▶ _Task to complete_
Find every line in the records below that holds the word "部分商品" and copy it.
########################################
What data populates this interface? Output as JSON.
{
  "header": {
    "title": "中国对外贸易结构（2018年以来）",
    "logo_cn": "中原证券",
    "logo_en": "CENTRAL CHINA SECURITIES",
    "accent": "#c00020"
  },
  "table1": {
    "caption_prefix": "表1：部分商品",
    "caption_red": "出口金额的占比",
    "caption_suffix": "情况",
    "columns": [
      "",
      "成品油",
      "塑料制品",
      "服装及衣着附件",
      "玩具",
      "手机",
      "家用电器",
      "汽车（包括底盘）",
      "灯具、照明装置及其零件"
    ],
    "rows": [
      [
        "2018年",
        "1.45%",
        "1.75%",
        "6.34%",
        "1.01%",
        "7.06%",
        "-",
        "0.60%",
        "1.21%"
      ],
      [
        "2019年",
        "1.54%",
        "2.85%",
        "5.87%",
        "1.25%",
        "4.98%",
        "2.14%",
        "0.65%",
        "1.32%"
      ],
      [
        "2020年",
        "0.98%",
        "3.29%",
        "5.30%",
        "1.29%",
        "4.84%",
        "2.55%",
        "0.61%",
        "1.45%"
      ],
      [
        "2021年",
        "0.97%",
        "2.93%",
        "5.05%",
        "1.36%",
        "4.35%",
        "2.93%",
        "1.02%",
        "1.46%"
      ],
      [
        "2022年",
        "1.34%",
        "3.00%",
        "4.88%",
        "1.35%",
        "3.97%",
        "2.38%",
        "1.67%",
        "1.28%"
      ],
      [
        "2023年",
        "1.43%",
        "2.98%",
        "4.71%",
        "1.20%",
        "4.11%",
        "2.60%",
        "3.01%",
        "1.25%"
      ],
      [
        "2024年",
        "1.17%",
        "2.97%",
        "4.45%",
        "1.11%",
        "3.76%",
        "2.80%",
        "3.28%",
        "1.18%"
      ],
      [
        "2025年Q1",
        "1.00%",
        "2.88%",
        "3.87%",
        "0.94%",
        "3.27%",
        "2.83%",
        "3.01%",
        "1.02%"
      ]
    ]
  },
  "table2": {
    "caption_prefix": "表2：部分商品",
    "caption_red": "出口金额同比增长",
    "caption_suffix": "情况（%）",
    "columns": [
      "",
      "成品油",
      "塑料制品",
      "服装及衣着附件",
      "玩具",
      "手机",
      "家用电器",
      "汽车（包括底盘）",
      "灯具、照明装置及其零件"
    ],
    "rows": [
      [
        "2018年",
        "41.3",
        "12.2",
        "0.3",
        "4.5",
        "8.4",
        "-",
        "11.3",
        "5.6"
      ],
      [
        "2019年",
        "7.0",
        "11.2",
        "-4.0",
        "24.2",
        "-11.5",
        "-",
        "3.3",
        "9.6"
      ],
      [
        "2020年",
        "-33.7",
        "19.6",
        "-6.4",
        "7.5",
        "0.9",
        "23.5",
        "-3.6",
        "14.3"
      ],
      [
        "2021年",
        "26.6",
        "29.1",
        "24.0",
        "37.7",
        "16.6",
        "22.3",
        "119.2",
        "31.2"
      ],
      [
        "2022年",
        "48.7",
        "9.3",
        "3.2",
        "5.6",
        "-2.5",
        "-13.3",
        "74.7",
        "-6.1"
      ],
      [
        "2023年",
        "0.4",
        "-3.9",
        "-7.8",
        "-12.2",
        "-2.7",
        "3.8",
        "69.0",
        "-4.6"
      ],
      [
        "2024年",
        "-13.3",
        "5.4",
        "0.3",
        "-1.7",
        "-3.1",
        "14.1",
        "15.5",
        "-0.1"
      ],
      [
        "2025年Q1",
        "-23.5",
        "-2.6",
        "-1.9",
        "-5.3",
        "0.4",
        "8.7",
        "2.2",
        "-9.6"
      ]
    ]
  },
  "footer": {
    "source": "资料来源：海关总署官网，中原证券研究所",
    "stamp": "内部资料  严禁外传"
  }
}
########################################
▶ _Written response_
    "caption_prefix": "表1：部分商品",
    "caption_prefix": "表2：部分商品",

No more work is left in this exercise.